*What you are asked to do*
Set each entry down verbatim, omitting images.

## Start Given records

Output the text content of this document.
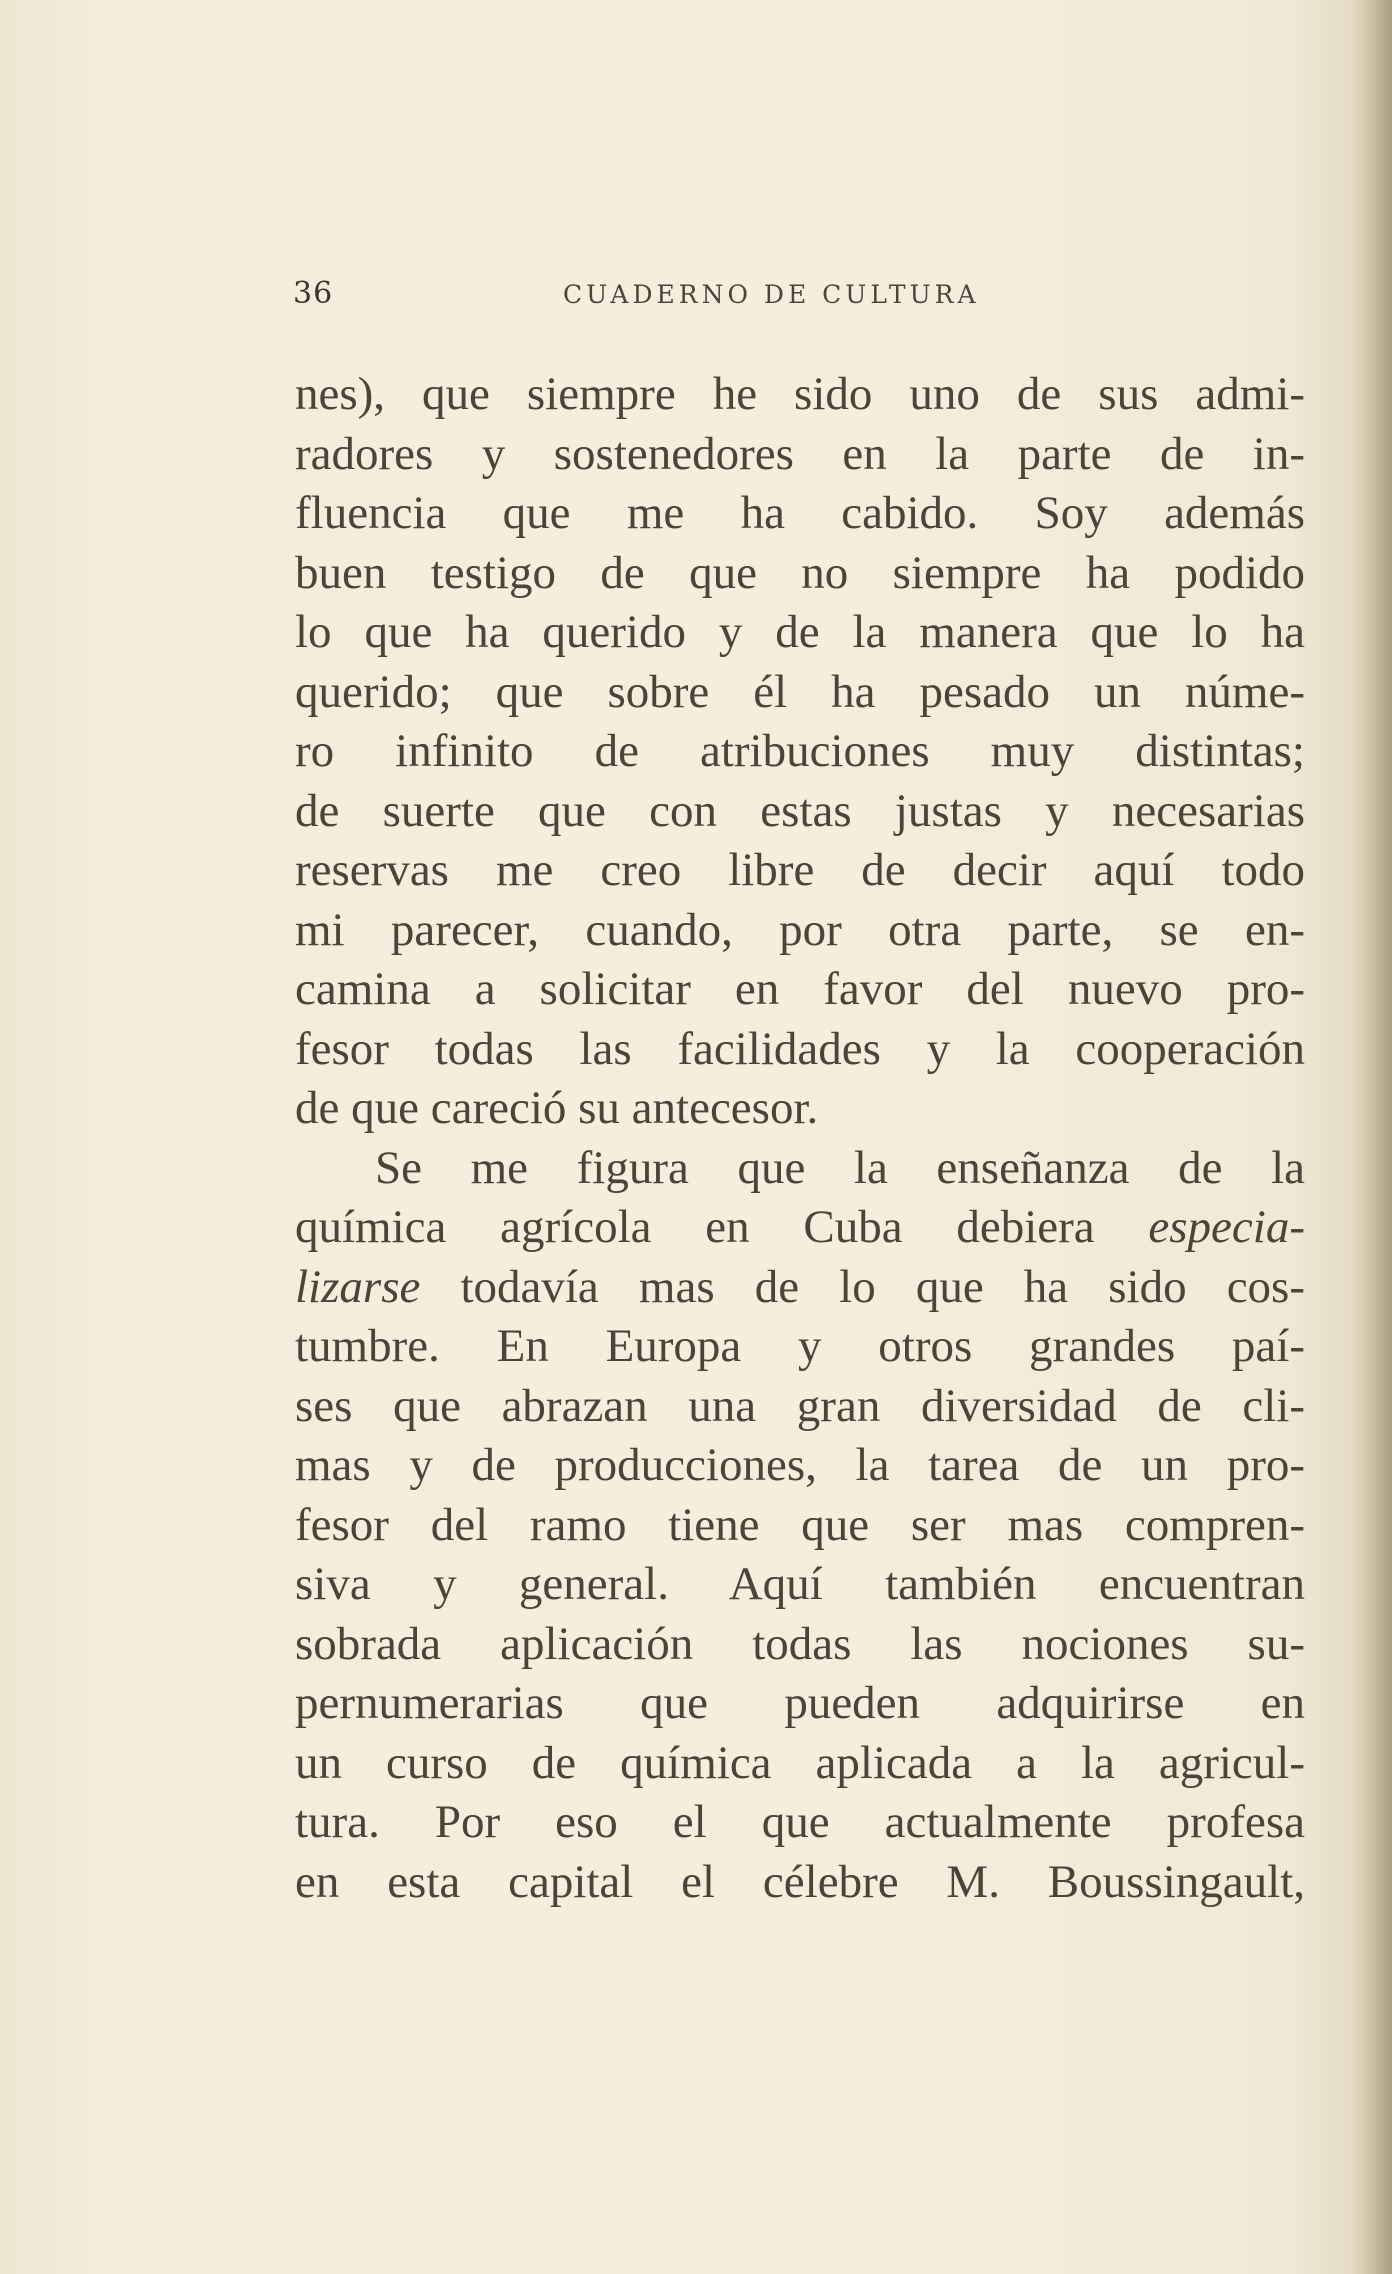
36	CUADERNO DE CULTURA
nes), que siempre he sido uno de sus admi-
radores y sostenedores en la parte de in-
fluencia que me ha cabido. Soy además
buen testigo de que no siempre ha podido
lo que ha querido y de la manera que lo ha
querido; que sobre él ha pesado un núme-
ro infinito de atribuciones muy distintas;
de suerte que con estas justas y necesarias
reservas me creo libre de decir aquí todo
mi parecer, cuando, por otra parte, se en-
camina a solicitar en favor del nuevo pro-
fesor todas las facilidades y la cooperación
de que careció su antecesor.
Se me figura que la enseñanza de la
química agrícola en Cuba debiera especia-
lizarse todavía mas de lo que ha sido cos-
tumbre. En Europa y otros grandes paí-
ses que abrazan una gran diversidad de cli-
mas y de producciones, la tarea de un pro-
fesor del ramo tiene que ser mas compren-
siva y general. Aquí también encuentran
sobrada aplicación todas las nociones su-
pernumerarias que pueden adquirirse en
un curso de química aplicada a la agricul-
tura. Por eso el que actualmente profesa
en esta capital el célebre M. Boussingault,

## End Given records

*Exercise output*
Output the text content of this document.
36	CUADERNO DE CULTURA
nes), que siempre he sido uno de sus admi-
radores y sostenedores en la parte de in-
fluencia que me ha cabido. Soy además
buen testigo de que no siempre ha podido
lo que ha querido y de la manera que lo ha
querido; que sobre él ha pesado un núme-
ro infinito de atribuciones muy distintas;
de suerte que con estas justas y necesarias
reservas me creo libre de decir aquí todo
mi parecer, cuando, por otra parte, se en-
camina a solicitar en favor del nuevo pro-
fesor todas las facilidades y la cooperación
de que careció su antecesor.
Se me figura que la enseñanza de la
química agrícola en Cuba debiera especia-
lizarse todavía mas de lo que ha sido cos-
tumbre. En Europa y otros grandes paí-
ses que abrazan una gran diversidad de cli-
mas y de producciones, la tarea de un pro-
fesor del ramo tiene que ser mas compren-
siva y general. Aquí también encuentran
sobrada aplicación todas las nociones su-
pernumerarias que pueden adquirirse en
un curso de química aplicada a la agricul-
tura. Por eso el que actualmente profesa
en esta capital el célebre M. Boussingault,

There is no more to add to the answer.